WORK INSTRUCTIONS: Print the records again, character for character.

Records from a data source:

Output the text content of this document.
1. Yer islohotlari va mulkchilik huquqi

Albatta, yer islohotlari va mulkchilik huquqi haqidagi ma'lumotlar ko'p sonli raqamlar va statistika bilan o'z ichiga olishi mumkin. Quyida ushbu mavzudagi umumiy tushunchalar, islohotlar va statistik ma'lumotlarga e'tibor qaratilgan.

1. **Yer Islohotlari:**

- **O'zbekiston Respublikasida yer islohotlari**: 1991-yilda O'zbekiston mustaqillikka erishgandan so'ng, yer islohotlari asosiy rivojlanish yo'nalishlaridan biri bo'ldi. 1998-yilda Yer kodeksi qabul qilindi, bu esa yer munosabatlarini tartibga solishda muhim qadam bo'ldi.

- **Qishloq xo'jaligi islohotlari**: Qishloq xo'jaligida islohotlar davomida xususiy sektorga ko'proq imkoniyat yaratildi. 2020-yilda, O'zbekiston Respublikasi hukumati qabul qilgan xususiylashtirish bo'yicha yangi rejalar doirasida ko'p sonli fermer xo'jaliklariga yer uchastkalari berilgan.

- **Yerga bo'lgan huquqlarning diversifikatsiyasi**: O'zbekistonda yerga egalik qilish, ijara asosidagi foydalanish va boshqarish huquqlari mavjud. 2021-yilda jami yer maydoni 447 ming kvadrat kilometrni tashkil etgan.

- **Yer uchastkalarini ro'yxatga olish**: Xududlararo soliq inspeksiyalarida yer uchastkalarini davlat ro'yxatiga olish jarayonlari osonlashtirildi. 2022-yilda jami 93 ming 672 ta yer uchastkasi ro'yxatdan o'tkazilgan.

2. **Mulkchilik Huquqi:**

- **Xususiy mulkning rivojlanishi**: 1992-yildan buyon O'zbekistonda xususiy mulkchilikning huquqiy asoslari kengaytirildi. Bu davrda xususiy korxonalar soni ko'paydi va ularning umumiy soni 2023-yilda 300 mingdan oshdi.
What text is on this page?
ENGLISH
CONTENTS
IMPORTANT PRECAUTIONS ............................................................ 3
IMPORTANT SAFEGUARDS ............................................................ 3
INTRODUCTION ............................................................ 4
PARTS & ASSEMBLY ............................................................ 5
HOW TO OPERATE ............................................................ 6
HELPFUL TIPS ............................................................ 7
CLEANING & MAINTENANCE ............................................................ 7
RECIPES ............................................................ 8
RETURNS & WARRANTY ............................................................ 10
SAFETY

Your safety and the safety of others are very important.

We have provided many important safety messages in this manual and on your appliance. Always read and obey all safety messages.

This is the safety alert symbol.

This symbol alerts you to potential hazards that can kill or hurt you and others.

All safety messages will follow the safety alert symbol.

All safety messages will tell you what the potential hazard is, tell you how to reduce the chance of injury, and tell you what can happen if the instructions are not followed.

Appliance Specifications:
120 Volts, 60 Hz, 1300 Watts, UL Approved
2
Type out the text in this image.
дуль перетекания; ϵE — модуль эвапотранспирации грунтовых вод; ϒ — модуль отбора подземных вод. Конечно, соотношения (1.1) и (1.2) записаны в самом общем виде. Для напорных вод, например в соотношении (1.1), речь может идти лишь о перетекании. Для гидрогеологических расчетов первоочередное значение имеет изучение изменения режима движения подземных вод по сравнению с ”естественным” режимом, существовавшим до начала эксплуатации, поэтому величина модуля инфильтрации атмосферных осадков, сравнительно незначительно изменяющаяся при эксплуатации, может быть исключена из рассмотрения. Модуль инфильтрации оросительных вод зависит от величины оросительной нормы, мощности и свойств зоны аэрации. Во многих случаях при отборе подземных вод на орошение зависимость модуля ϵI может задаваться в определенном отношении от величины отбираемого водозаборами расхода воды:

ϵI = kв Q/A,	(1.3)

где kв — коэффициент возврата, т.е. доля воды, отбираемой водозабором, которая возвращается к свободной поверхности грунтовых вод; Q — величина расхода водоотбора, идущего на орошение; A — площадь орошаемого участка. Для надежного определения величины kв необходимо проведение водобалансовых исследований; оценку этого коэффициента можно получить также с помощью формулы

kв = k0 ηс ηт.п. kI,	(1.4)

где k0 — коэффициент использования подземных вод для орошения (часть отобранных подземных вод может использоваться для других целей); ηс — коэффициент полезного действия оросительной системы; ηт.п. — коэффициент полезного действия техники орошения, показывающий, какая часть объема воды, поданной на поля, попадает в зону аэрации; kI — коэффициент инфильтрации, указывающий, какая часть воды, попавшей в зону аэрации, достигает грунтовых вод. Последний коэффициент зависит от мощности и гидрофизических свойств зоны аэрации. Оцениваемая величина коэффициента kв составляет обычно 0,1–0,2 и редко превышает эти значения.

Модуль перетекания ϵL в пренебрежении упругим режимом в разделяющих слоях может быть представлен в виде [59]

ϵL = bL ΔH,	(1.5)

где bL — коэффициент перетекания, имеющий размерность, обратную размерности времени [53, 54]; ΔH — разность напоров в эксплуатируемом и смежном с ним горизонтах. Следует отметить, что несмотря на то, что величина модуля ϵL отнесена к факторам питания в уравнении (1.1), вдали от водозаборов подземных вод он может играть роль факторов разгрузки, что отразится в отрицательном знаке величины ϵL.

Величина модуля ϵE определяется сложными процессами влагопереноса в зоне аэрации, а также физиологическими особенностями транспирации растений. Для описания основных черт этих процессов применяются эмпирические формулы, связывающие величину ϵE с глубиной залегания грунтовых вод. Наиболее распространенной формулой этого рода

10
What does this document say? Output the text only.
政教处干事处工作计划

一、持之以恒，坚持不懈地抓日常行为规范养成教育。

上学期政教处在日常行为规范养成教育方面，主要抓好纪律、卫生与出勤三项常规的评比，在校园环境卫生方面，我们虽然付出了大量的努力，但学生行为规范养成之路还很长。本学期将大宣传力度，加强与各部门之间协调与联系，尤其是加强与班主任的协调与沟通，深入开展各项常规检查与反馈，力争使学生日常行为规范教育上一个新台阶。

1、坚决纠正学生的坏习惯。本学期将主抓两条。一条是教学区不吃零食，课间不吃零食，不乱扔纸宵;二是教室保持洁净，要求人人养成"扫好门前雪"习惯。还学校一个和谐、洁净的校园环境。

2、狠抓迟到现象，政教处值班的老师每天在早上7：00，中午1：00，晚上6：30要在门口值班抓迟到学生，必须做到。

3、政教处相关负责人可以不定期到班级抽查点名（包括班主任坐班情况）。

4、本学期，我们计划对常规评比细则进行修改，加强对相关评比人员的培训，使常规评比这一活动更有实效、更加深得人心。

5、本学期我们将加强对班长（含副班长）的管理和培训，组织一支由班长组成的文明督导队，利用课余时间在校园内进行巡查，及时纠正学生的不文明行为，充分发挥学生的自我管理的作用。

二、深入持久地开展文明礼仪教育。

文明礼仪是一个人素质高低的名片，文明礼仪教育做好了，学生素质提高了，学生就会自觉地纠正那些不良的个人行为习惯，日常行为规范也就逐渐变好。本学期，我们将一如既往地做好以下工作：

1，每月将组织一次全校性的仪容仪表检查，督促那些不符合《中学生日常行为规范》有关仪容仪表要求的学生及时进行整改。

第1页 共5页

WRITTEN RESPONSE:
Output the text content of this document.
1. Yer islohotlari va mulkchilik huquqi

Albatta, yer islohotlari va mulkchilik huquqi haqidagi ma'lumotlar ko'p sonli raqamlar va statistika bilan o'z ichiga olishi mumkin. Quyida ushbu mavzudagi umumiy tushunchalar, islohotlar va statistik ma'lumotlarga e'tibor qaratilgan.

1. **Yer Islohotlari:**

- **O'zbekiston Respublikasida yer islohotlari**: 1991-yilda O'zbekiston mustaqillikka erishgandan so'ng, yer islohotlari asosiy rivojlanish yo'nalishlaridan biri bo'ldi. 1998-yilda Yer kodeksi qabul qilindi, bu esa yer munosabatlarini tartibga solishda muhim qadam bo'ldi.

- **Qishloq xo'jaligi islohotlari**: Qishloq xo'jaligida islohotlar davomida xususiy sektorga ko'proq imkoniyat yaratildi. 2020-yilda, O'zbekiston Respublikasi hukumati qabul qilgan xususiylashtirish bo'yicha yangi rejalar doirasida ko'p sonli fermer xo'jaliklariga yer uchastkalari berilgan.

- **Yerga bo'lgan huquqlarning diversifikatsiyasi**: O'zbekistonda yerga egalik qilish, ijara asosidagi foydalanish va boshqarish huquqlari mavjud. 2021-yilda jami yer maydoni 447 ming kvadrat kilometrni tashkil etgan.

- **Yer uchastkalarini ro'yxatga olish**: Xududlararo soliq inspeksiyalarida yer uchastkalarini davlat ro'yxatiga olish jarayonlari osonlashtirildi. 2022-yilda jami 93 ming 672 ta yer uchastkasi ro'yxatdan o'tkazilgan.

2. **Mulkchilik Huquqi:**

- **Xususiy mulkning rivojlanishi**: 1992-yildan buyon O'zbekistonda xususiy mulkchilikning huquqiy asoslari kengaytirildi. Bu davrda xususiy korxonalar soni ko'paydi va ularning umumiy soni 2023-yilda 300 mingdan oshdi.
What text is on this page?
ENGLISH
CONTENTS
IMPORTANT PRECAUTIONS ............................................................ 3
IMPORTANT SAFEGUARDS ............................................................ 3
INTRODUCTION ............................................................ 4
PARTS & ASSEMBLY ............................................................ 5
HOW TO OPERATE ............................................................ 6
HELPFUL TIPS ............................................................ 7
CLEANING & MAINTENANCE ............................................................ 7
RECIPES ............................................................ 8
RETURNS & WARRANTY ............................................................ 10
SAFETY

Your safety and the safety of others are very important.

We have provided many important safety messages in this manual and on your appliance. Always read and obey all safety messages.

This is the safety alert symbol.

This symbol alerts you to potential hazards that can kill or hurt you and others.

All safety messages will follow the safety alert symbol.

All safety messages will tell you what the potential hazard is, tell you how to reduce the chance of injury, and tell you what can happen if the instructions are not followed.

Appliance Specifications:
120 Volts, 60 Hz, 1300 Watts, UL Approved
2
Type out the text in this image.
дуль перетекания; ϵE — модуль эвапотранспирации грунтовых вод; ϒ — модуль отбора подземных вод. Конечно, соотношения (1.1) и (1.2) записаны в самом общем виде. Для напорных вод, например в соотношении (1.1), речь может идти лишь о перетекании. Для гидрогеологических расчетов первоочередное значение имеет изучение изменения режима движения подземных вод по сравнению с ”естественным” режимом, существовавшим до начала эксплуатации, поэтому величина модуля инфильтрации атмосферных осадков, сравнительно незначительно изменяющаяся при эксплуатации, может быть исключена из рассмотрения. Модуль инфильтрации оросительных вод зависит от величины оросительной нормы, мощности и свойств зоны аэрации. Во многих случаях при отборе подземных вод на орошение зависимость модуля ϵI может задаваться в определенном отношении от величины отбираемого водозаборами расхода воды:

ϵI = kв Q/A,	(1.3)

где kв — коэффициент возврата, т.е. доля воды, отбираемой водозабором, которая возвращается к свободной поверхности грунтовых вод; Q — величина расхода водоотбора, идущего на орошение; A — площадь орошаемого участка. Для надежного определения величины kв необходимо проведение водобалансовых исследований; оценку этого коэффициента можно получить также с помощью формулы

kв = k0 ηс ηт.п. kI,	(1.4)

где k0 — коэффициент использования подземных вод для орошения (часть отобранных подземных вод может использоваться для других целей); ηс — коэффициент полезного действия оросительной системы; ηт.п. — коэффициент полезного действия техники орошения, показывающий, какая часть объема воды, поданной на поля, попадает в зону аэрации; kI — коэффициент инфильтрации, указывающий, какая часть воды, попавшей в зону аэрации, достигает грунтовых вод. Последний коэффициент зависит от мощности и гидрофизических свойств зоны аэрации. Оцениваемая величина коэффициента kв составляет обычно 0,1–0,2 и редко превышает эти значения.

Модуль перетекания ϵL в пренебрежении упругим режимом в разделяющих слоях может быть представлен в виде [59]

ϵL = bL ΔH,	(1.5)

где bL — коэффициент перетекания, имеющий размерность, обратную размерности времени [53, 54]; ΔH — разность напоров в эксплуатируемом и смежном с ним горизонтах. Следует отметить, что несмотря на то, что величина модуля ϵL отнесена к факторам питания в уравнении (1.1), вдали от водозаборов подземных вод он может играть роль факторов разгрузки, что отразится в отрицательном знаке величины ϵL.

Величина модуля ϵE определяется сложными процессами влагопереноса в зоне аэрации, а также физиологическими особенностями транспирации растений. Для описания основных черт этих процессов применяются эмпирические формулы, связывающие величину ϵE с глубиной залегания грунтовых вод. Наиболее распространенной формулой этого рода

10
What does this document say? Output the text only.
政教处干事处工作计划

一、持之以恒，坚持不懈地抓日常行为规范养成教育。

上学期政教处在日常行为规范养成教育方面，主要抓好纪律、卫生与出勤三项常规的评比，在校园环境卫生方面，我们虽然付出了大量的努力，但学生行为规范养成之路还很长。本学期将大宣传力度，加强与各部门之间协调与联系，尤其是加强与班主任的协调与沟通，深入开展各项常规检查与反馈，力争使学生日常行为规范教育上一个新台阶。

1、坚决纠正学生的坏习惯。本学期将主抓两条。一条是教学区不吃零食，课间不吃零食，不乱扔纸宵;二是教室保持洁净，要求人人养成"扫好门前雪"习惯。还学校一个和谐、洁净的校园环境。

2、狠抓迟到现象，政教处值班的老师每天在早上7：00，中午1：00，晚上6：30要在门口值班抓迟到学生，必须做到。

3、政教处相关负责人可以不定期到班级抽查点名（包括班主任坐班情况）。

4、本学期，我们计划对常规评比细则进行修改，加强对相关评比人员的培训，使常规评比这一活动更有实效、更加深得人心。

5、本学期我们将加强对班长（含副班长）的管理和培训，组织一支由班长组成的文明督导队，利用课余时间在校园内进行巡查，及时纠正学生的不文明行为，充分发挥学生的自我管理的作用。

二、深入持久地开展文明礼仪教育。

文明礼仪是一个人素质高低的名片，文明礼仪教育做好了，学生素质提高了，学生就会自觉地纠正那些不良的个人行为习惯，日常行为规范也就逐渐变好。本学期，我们将一如既往地做好以下工作：

1，每月将组织一次全校性的仪容仪表检查，督促那些不符合《中学生日常行为规范》有关仪容仪表要求的学生及时进行整改。

第1页 共5页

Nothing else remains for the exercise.